═════ The input
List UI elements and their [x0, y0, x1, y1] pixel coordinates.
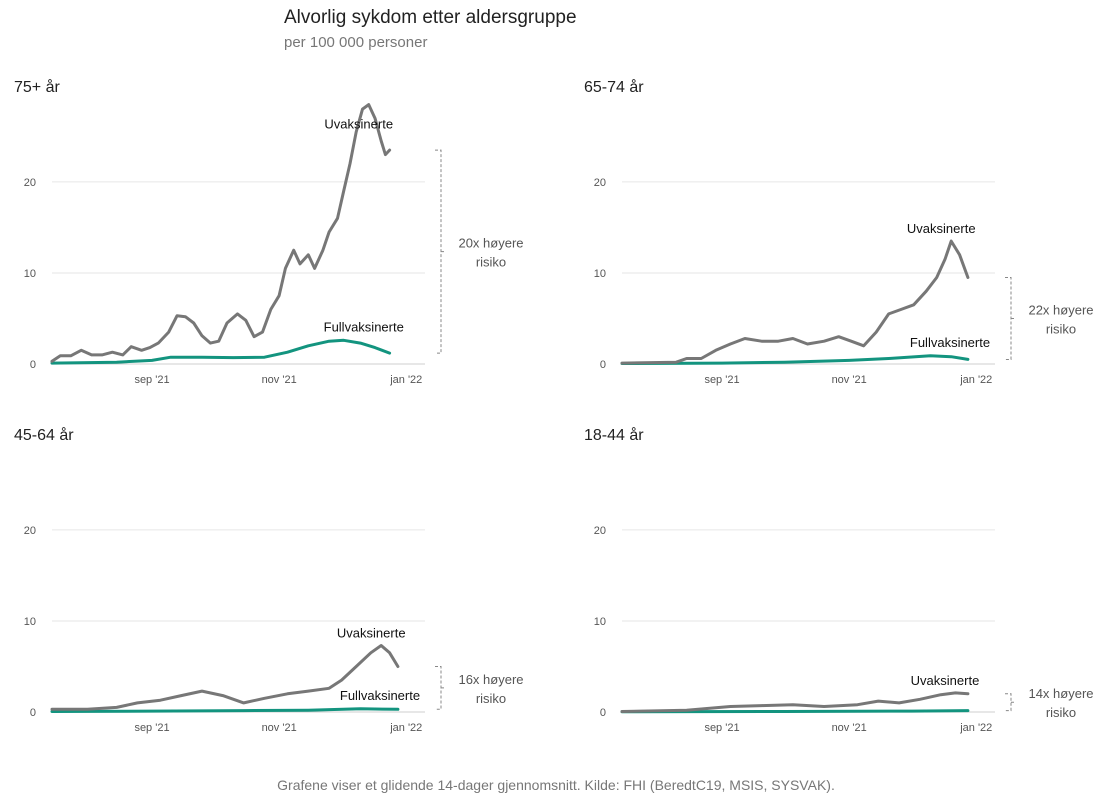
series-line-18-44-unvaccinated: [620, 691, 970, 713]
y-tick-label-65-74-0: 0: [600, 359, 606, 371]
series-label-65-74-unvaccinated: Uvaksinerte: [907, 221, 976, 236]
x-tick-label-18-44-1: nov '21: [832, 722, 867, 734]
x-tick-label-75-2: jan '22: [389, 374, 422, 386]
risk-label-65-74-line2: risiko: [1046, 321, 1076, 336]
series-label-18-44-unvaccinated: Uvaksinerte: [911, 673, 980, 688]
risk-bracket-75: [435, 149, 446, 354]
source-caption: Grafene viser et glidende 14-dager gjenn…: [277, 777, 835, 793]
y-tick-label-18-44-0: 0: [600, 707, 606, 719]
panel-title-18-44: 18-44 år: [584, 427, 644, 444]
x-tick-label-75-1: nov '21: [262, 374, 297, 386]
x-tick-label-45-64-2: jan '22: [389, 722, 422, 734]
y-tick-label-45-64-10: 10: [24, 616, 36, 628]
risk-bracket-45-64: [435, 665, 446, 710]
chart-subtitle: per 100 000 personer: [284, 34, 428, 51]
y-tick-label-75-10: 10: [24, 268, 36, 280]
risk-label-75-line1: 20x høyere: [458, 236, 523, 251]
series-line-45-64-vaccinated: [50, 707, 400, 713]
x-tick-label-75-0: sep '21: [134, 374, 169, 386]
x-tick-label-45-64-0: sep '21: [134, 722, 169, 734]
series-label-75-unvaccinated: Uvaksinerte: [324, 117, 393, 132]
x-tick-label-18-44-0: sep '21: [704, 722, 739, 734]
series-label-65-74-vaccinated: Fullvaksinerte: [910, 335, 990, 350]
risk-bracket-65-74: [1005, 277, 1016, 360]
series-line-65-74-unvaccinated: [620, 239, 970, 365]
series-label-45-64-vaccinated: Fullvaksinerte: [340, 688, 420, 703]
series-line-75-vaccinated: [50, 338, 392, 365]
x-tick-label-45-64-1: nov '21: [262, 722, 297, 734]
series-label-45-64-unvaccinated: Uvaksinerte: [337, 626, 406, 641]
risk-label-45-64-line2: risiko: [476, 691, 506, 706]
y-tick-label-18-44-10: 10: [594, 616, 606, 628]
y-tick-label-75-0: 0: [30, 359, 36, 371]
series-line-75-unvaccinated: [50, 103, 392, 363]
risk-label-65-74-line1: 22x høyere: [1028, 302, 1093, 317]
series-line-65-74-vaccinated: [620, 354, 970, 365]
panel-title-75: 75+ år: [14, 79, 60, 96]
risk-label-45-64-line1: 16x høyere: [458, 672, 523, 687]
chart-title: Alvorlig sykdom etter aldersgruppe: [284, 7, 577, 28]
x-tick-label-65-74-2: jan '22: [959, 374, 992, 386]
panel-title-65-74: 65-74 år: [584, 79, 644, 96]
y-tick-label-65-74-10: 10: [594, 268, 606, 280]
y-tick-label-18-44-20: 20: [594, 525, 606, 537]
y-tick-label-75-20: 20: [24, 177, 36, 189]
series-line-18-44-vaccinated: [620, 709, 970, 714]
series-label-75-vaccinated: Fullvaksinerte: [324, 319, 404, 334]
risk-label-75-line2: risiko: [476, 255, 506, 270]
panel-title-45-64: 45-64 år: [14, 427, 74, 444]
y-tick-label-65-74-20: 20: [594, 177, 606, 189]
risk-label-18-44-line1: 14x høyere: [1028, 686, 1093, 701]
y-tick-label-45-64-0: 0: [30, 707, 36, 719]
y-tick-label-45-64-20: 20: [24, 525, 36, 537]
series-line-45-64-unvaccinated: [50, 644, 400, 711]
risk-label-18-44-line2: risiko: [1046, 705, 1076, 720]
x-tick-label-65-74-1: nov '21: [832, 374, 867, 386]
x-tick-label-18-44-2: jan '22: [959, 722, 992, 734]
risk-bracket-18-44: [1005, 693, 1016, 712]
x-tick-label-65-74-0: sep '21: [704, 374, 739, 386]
══════════
═════ The input
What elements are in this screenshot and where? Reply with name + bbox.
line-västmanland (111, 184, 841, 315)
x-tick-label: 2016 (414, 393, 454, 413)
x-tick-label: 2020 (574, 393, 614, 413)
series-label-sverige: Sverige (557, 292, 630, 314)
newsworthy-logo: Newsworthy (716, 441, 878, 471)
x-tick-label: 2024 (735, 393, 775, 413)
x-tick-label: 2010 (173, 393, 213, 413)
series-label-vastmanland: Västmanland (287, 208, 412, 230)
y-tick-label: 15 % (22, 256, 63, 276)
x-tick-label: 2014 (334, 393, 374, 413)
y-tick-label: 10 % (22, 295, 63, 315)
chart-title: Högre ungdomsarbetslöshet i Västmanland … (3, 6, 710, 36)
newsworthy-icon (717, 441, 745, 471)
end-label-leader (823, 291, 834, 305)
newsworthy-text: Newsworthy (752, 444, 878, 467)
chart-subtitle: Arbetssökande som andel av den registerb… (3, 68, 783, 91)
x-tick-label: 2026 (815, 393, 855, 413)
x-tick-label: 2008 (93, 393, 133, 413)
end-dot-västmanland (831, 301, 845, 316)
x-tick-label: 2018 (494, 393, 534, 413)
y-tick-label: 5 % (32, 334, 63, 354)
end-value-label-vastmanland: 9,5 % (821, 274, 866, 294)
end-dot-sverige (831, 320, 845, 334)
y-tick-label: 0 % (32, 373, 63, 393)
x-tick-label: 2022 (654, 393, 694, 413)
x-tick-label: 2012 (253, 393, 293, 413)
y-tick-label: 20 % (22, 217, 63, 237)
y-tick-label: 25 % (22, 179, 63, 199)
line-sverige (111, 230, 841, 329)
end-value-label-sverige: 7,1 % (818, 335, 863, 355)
══════════
═════ The input
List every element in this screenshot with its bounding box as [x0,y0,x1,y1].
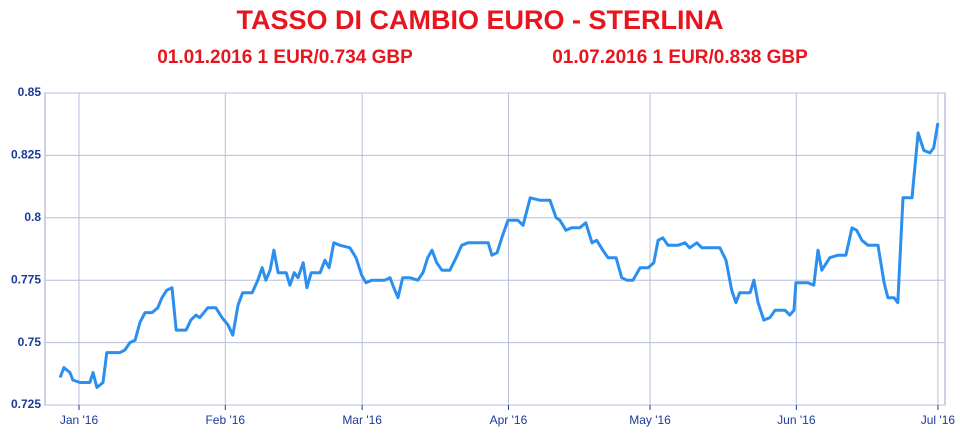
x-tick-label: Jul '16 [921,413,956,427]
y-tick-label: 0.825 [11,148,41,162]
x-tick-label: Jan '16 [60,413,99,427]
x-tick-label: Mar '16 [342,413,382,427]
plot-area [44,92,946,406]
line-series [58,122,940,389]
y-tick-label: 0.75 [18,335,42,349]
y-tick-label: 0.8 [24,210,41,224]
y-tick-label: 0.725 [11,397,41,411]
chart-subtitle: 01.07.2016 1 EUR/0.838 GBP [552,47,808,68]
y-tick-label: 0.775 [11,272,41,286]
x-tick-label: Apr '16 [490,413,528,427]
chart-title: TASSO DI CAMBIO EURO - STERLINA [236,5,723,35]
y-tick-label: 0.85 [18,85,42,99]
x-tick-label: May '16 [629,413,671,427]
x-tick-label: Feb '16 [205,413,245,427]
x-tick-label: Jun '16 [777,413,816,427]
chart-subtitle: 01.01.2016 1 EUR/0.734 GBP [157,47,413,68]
══════════
What the task asks:
Duplicate the lines of the material above, starting with the line that contains "What elements are" and going on through the line that contains "end-value-label-sverige: 7,1 %", both included. Copy only those lines.

Exercise result:
What elements are in this screenshot and where? Reply with name + bbox.
line-västmanland (111, 184, 841, 315)
x-tick-label: 2016 (414, 393, 454, 413)
x-tick-label: 2020 (574, 393, 614, 413)
series-label-sverige: Sverige (557, 292, 630, 314)
newsworthy-logo: Newsworthy (716, 441, 878, 471)
x-tick-label: 2024 (735, 393, 775, 413)
x-tick-label: 2010 (173, 393, 213, 413)
series-label-vastmanland: Västmanland (287, 208, 412, 230)
y-tick-label: 15 % (22, 256, 63, 276)
x-tick-label: 2014 (334, 393, 374, 413)
y-tick-label: 10 % (22, 295, 63, 315)
chart-title: Högre ungdomsarbetslöshet i Västmanland … (3, 6, 710, 36)
newsworthy-icon (717, 441, 745, 471)
end-label-leader (823, 291, 834, 305)
newsworthy-text: Newsworthy (752, 444, 878, 467)
chart-subtitle: Arbetssökande som andel av den registerb… (3, 68, 783, 91)
x-tick-label: 2026 (815, 393, 855, 413)
x-tick-label: 2008 (93, 393, 133, 413)
end-dot-västmanland (831, 301, 845, 316)
x-tick-label: 2018 (494, 393, 534, 413)
y-tick-label: 5 % (32, 334, 63, 354)
end-value-label-vastmanland: 9,5 % (821, 274, 866, 294)
end-dot-sverige (831, 320, 845, 334)
y-tick-label: 0 % (32, 373, 63, 393)
x-tick-label: 2022 (654, 393, 694, 413)
x-tick-label: 2012 (253, 393, 293, 413)
y-tick-label: 20 % (22, 217, 63, 237)
y-tick-label: 25 % (22, 179, 63, 199)
line-sverige (111, 230, 841, 329)
end-value-label-sverige: 7,1 % (818, 335, 863, 355)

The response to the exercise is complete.